= Recorded information =
^^^^^^^^
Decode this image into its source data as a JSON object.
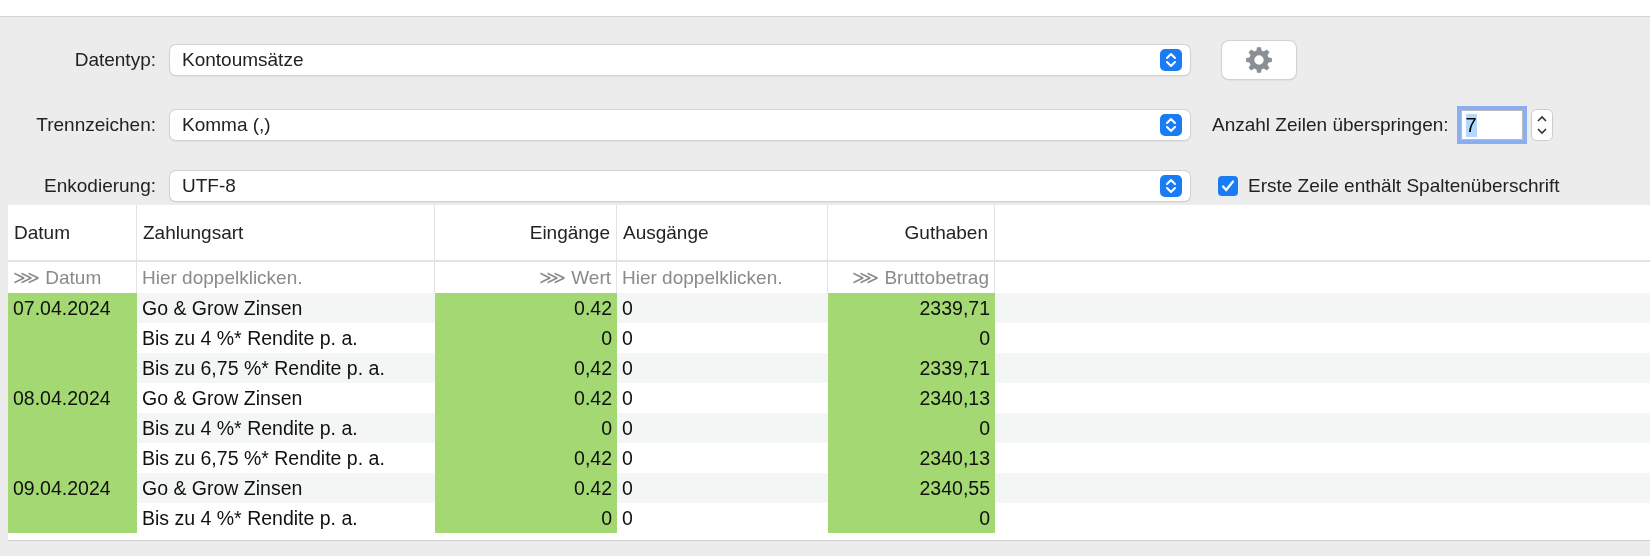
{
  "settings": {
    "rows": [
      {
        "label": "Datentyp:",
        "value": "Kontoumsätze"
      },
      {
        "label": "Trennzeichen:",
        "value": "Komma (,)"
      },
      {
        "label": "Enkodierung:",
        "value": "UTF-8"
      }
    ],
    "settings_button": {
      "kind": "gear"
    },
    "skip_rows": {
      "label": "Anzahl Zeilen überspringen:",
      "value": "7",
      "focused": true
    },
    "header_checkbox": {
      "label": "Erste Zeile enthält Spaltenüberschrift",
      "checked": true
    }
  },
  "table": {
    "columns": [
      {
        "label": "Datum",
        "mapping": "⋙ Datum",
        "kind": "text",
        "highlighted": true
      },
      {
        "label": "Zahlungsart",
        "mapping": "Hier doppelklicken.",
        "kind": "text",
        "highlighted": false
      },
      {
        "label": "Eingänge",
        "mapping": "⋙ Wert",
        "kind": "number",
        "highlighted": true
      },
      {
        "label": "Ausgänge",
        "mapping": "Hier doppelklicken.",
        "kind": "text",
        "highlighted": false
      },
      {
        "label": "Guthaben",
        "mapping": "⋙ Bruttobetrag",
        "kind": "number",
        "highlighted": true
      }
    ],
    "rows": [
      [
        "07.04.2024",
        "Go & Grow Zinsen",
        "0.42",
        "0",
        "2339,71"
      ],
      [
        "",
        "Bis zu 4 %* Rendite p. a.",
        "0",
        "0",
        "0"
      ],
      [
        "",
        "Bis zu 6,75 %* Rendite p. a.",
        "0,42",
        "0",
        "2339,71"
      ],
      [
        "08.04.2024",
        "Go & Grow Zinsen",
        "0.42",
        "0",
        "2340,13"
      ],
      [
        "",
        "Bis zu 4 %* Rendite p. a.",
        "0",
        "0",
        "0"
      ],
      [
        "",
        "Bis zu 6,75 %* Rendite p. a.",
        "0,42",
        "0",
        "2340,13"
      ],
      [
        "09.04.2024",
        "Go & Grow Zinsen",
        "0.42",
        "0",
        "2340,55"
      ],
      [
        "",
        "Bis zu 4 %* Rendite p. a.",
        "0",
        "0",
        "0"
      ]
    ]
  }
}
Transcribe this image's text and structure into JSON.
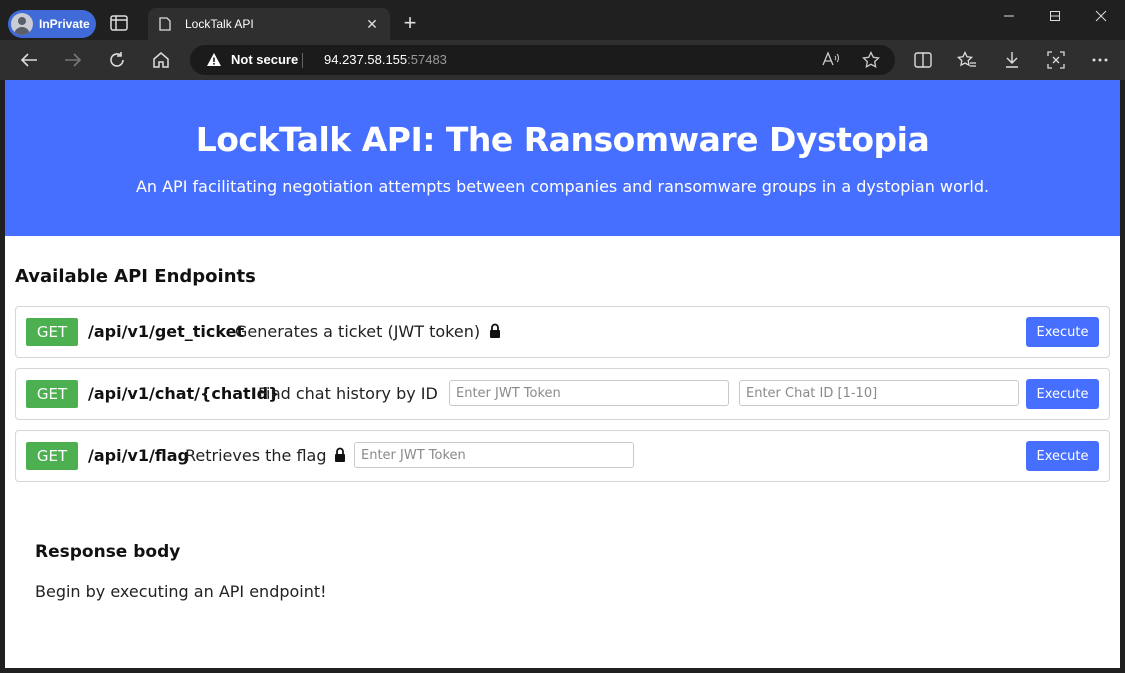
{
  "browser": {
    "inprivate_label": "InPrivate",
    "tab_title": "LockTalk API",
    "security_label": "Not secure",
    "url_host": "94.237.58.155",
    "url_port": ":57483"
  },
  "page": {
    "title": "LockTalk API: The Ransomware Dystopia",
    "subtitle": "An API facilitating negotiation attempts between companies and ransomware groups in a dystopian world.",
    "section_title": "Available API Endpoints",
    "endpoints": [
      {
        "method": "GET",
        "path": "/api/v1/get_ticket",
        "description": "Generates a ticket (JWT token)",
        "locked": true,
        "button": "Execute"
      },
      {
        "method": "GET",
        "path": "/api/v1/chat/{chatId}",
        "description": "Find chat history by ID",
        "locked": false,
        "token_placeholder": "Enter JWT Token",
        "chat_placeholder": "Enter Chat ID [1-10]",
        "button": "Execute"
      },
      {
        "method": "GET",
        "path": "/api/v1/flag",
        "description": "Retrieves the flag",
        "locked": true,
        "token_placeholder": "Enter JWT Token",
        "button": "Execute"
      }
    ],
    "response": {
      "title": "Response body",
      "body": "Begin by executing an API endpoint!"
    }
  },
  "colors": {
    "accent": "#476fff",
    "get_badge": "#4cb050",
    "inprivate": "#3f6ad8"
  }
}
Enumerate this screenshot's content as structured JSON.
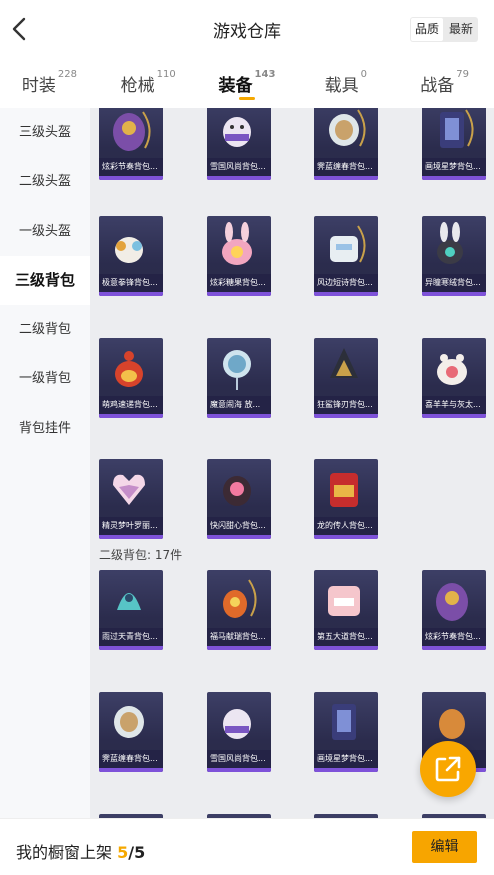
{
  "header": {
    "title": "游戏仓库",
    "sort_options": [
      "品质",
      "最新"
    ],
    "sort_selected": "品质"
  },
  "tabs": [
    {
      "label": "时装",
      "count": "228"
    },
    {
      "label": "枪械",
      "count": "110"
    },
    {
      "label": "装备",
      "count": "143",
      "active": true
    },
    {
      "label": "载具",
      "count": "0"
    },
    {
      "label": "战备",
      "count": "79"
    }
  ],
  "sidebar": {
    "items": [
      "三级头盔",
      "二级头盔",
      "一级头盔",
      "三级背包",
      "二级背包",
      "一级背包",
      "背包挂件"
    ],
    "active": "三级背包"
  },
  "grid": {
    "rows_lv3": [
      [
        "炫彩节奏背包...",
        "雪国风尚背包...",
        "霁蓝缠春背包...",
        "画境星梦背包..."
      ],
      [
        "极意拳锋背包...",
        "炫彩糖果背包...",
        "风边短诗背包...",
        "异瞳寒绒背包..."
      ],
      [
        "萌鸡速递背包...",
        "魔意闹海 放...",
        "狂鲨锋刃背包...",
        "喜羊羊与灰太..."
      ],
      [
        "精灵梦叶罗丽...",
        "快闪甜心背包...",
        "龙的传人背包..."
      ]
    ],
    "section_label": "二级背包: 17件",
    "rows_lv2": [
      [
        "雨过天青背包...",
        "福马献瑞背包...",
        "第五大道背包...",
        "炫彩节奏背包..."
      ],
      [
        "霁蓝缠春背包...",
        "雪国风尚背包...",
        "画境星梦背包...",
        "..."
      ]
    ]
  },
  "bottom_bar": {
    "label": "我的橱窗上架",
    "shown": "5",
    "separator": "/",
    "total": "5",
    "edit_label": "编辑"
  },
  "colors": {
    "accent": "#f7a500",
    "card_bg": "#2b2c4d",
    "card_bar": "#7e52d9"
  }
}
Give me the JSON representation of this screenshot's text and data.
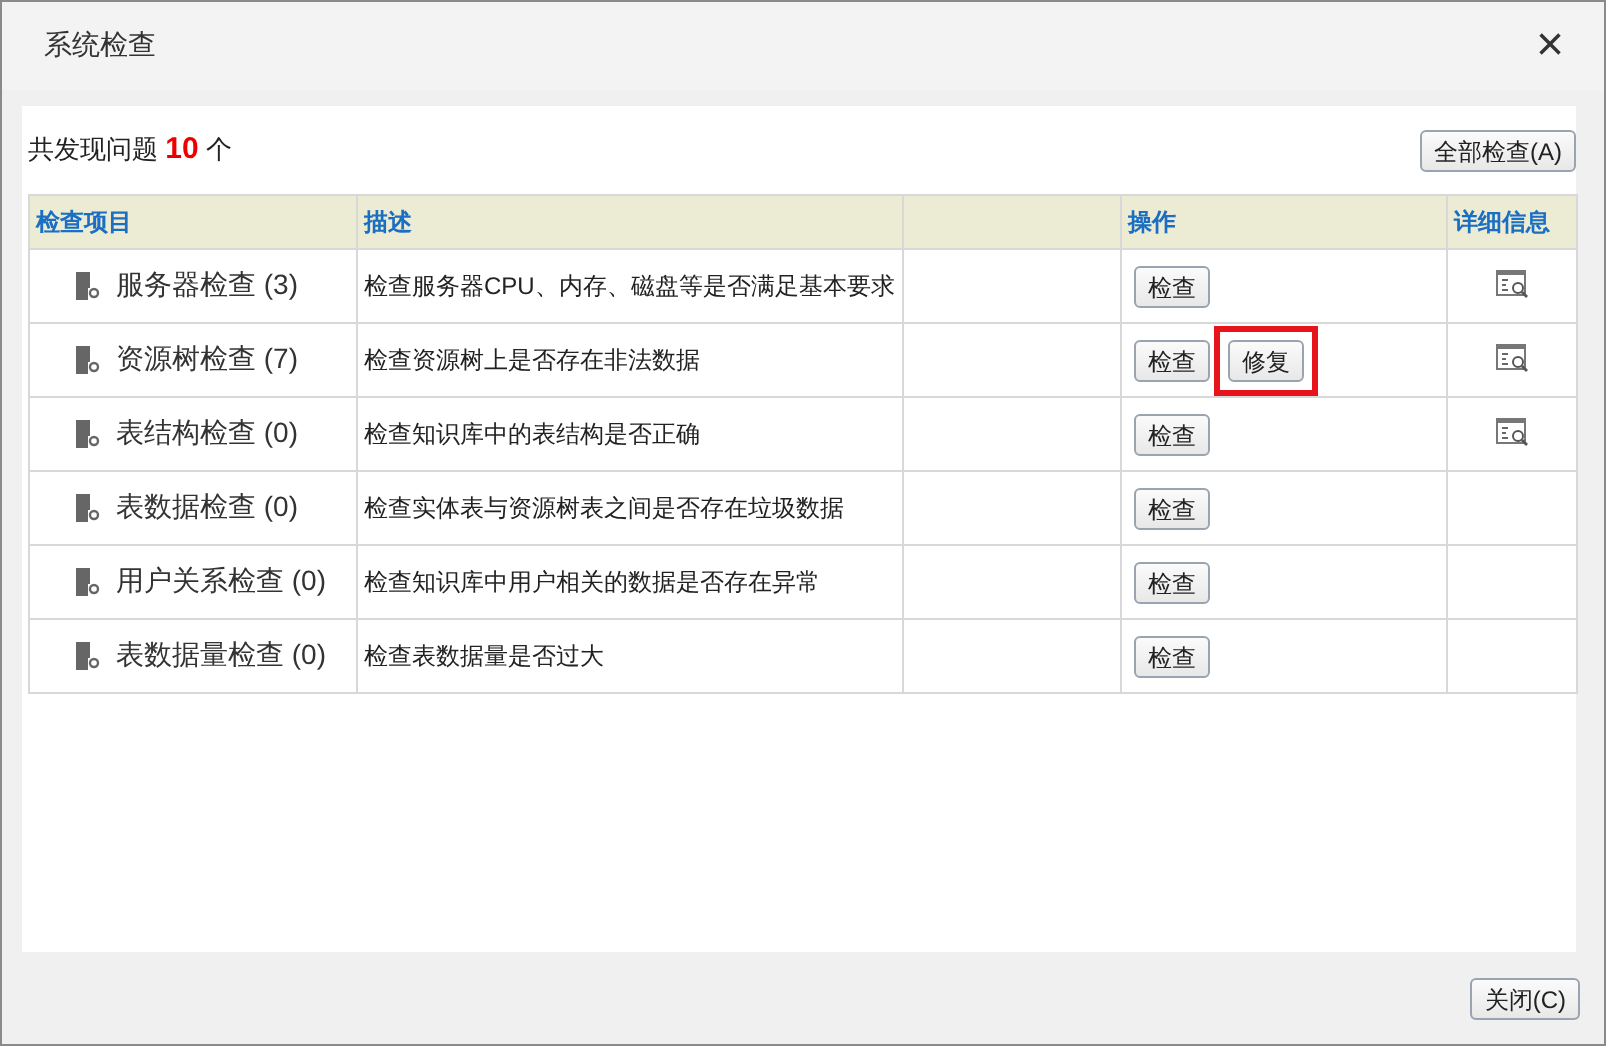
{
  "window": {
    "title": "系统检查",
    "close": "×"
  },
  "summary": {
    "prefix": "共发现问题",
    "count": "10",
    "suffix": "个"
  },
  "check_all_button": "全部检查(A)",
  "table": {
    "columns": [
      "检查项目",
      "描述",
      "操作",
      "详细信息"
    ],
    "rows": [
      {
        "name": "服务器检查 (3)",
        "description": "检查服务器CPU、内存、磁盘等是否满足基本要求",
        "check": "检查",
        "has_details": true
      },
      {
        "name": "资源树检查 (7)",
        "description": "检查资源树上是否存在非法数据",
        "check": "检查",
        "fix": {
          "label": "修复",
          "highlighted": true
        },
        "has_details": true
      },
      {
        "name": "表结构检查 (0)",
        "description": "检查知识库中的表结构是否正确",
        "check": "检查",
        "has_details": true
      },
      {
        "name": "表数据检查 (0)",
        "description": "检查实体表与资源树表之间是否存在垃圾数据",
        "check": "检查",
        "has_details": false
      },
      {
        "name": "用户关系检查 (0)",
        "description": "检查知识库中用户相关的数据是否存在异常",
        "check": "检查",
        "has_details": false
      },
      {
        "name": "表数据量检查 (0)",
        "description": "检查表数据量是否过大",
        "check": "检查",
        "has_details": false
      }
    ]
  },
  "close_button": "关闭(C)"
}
^^^^^^^^
Without the pictures, retype the whole of the material above exactly.

Decode this image into its source data as a JSON object.
{
  "settings": {
    "rows": [
      {
        "label": "Datentyp:",
        "value": "Kontoumsätze"
      },
      {
        "label": "Trennzeichen:",
        "value": "Komma (,)"
      },
      {
        "label": "Enkodierung:",
        "value": "UTF-8"
      }
    ],
    "settings_button": {
      "kind": "gear"
    },
    "skip_rows": {
      "label": "Anzahl Zeilen überspringen:",
      "value": "7",
      "focused": true
    },
    "header_checkbox": {
      "label": "Erste Zeile enthält Spaltenüberschrift",
      "checked": true
    }
  },
  "table": {
    "columns": [
      {
        "label": "Datum",
        "mapping": "⋙ Datum",
        "kind": "text",
        "highlighted": true
      },
      {
        "label": "Zahlungsart",
        "mapping": "Hier doppelklicken.",
        "kind": "text",
        "highlighted": false
      },
      {
        "label": "Eingänge",
        "mapping": "⋙ Wert",
        "kind": "number",
        "highlighted": true
      },
      {
        "label": "Ausgänge",
        "mapping": "Hier doppelklicken.",
        "kind": "text",
        "highlighted": false
      },
      {
        "label": "Guthaben",
        "mapping": "⋙ Bruttobetrag",
        "kind": "number",
        "highlighted": true
      }
    ],
    "rows": [
      [
        "07.04.2024",
        "Go & Grow Zinsen",
        "0.42",
        "0",
        "2339,71"
      ],
      [
        "",
        "Bis zu 4 %* Rendite p. a.",
        "0",
        "0",
        "0"
      ],
      [
        "",
        "Bis zu 6,75 %* Rendite p. a.",
        "0,42",
        "0",
        "2339,71"
      ],
      [
        "08.04.2024",
        "Go & Grow Zinsen",
        "0.42",
        "0",
        "2340,13"
      ],
      [
        "",
        "Bis zu 4 %* Rendite p. a.",
        "0",
        "0",
        "0"
      ],
      [
        "",
        "Bis zu 6,75 %* Rendite p. a.",
        "0,42",
        "0",
        "2340,13"
      ],
      [
        "09.04.2024",
        "Go & Grow Zinsen",
        "0.42",
        "0",
        "2340,55"
      ],
      [
        "",
        "Bis zu 4 %* Rendite p. a.",
        "0",
        "0",
        "0"
      ]
    ]
  }
}
Transcribe this image's text and structure into JSON.
{
  "browser": {
    "inprivate_label": "InPrivate",
    "tab_title": "LockTalk API",
    "security_label": "Not secure",
    "url_host": "94.237.58.155",
    "url_port": ":57483"
  },
  "page": {
    "title": "LockTalk API: The Ransomware Dystopia",
    "subtitle": "An API facilitating negotiation attempts between companies and ransomware groups in a dystopian world.",
    "section_title": "Available API Endpoints",
    "endpoints": [
      {
        "method": "GET",
        "path": "/api/v1/get_ticket",
        "description": "Generates a ticket (JWT token)",
        "locked": true,
        "button": "Execute"
      },
      {
        "method": "GET",
        "path": "/api/v1/chat/{chatId}",
        "description": "Find chat history by ID",
        "locked": false,
        "token_placeholder": "Enter JWT Token",
        "chat_placeholder": "Enter Chat ID [1-10]",
        "button": "Execute"
      },
      {
        "method": "GET",
        "path": "/api/v1/flag",
        "description": "Retrieves the flag",
        "locked": true,
        "token_placeholder": "Enter JWT Token",
        "button": "Execute"
      }
    ],
    "response": {
      "title": "Response body",
      "body": "Begin by executing an API endpoint!"
    }
  },
  "colors": {
    "accent": "#476fff",
    "get_badge": "#4cb050",
    "inprivate": "#3f6ad8"
  }
}
Enumerate this screenshot's content as structured JSON.
{
  "header": {
    "title": "游戏仓库",
    "sort_options": [
      "品质",
      "最新"
    ],
    "sort_selected": "品质"
  },
  "tabs": [
    {
      "label": "时装",
      "count": "228"
    },
    {
      "label": "枪械",
      "count": "110"
    },
    {
      "label": "装备",
      "count": "143",
      "active": true
    },
    {
      "label": "载具",
      "count": "0"
    },
    {
      "label": "战备",
      "count": "79"
    }
  ],
  "sidebar": {
    "items": [
      "三级头盔",
      "二级头盔",
      "一级头盔",
      "三级背包",
      "二级背包",
      "一级背包",
      "背包挂件"
    ],
    "active": "三级背包"
  },
  "grid": {
    "rows_lv3": [
      [
        "炫彩节奏背包...",
        "雪国风尚背包...",
        "霁蓝缠春背包...",
        "画境星梦背包..."
      ],
      [
        "极意拳锋背包...",
        "炫彩糖果背包...",
        "风边短诗背包...",
        "异瞳寒绒背包..."
      ],
      [
        "萌鸡速递背包...",
        "魔意闹海 放...",
        "狂鲨锋刃背包...",
        "喜羊羊与灰太..."
      ],
      [
        "精灵梦叶罗丽...",
        "快闪甜心背包...",
        "龙的传人背包..."
      ]
    ],
    "section_label": "二级背包: 17件",
    "rows_lv2": [
      [
        "雨过天青背包...",
        "福马献瑞背包...",
        "第五大道背包...",
        "炫彩节奏背包..."
      ],
      [
        "霁蓝缠春背包...",
        "雪国风尚背包...",
        "画境星梦背包...",
        "..."
      ]
    ]
  },
  "bottom_bar": {
    "label": "我的橱窗上架",
    "shown": "5",
    "separator": "/",
    "total": "5",
    "edit_label": "编辑"
  },
  "colors": {
    "accent": "#f7a500",
    "card_bg": "#2b2c4d",
    "card_bar": "#7e52d9"
  }
}
Give me the JSON representation of this screenshot's text and data.
{
  "window": {
    "title": "系统检查",
    "close": "×"
  },
  "summary": {
    "prefix": "共发现问题",
    "count": "10",
    "suffix": "个"
  },
  "check_all_button": "全部检查(A)",
  "table": {
    "columns": [
      "检查项目",
      "描述",
      "操作",
      "详细信息"
    ],
    "rows": [
      {
        "name": "服务器检查 (3)",
        "description": "检查服务器CPU、内存、磁盘等是否满足基本要求",
        "check": "检查",
        "has_details": true
      },
      {
        "name": "资源树检查 (7)",
        "description": "检查资源树上是否存在非法数据",
        "check": "检查",
        "fix": {
          "label": "修复",
          "highlighted": true
        },
        "has_details": true
      },
      {
        "name": "表结构检查 (0)",
        "description": "检查知识库中的表结构是否正确",
        "check": "检查",
        "has_details": true
      },
      {
        "name": "表数据检查 (0)",
        "description": "检查实体表与资源树表之间是否存在垃圾数据",
        "check": "检查",
        "has_details": false
      },
      {
        "name": "用户关系检查 (0)",
        "description": "检查知识库中用户相关的数据是否存在异常",
        "check": "检查",
        "has_details": false
      },
      {
        "name": "表数据量检查 (0)",
        "description": "检查表数据量是否过大",
        "check": "检查",
        "has_details": false
      }
    ]
  },
  "close_button": "关闭(C)"
}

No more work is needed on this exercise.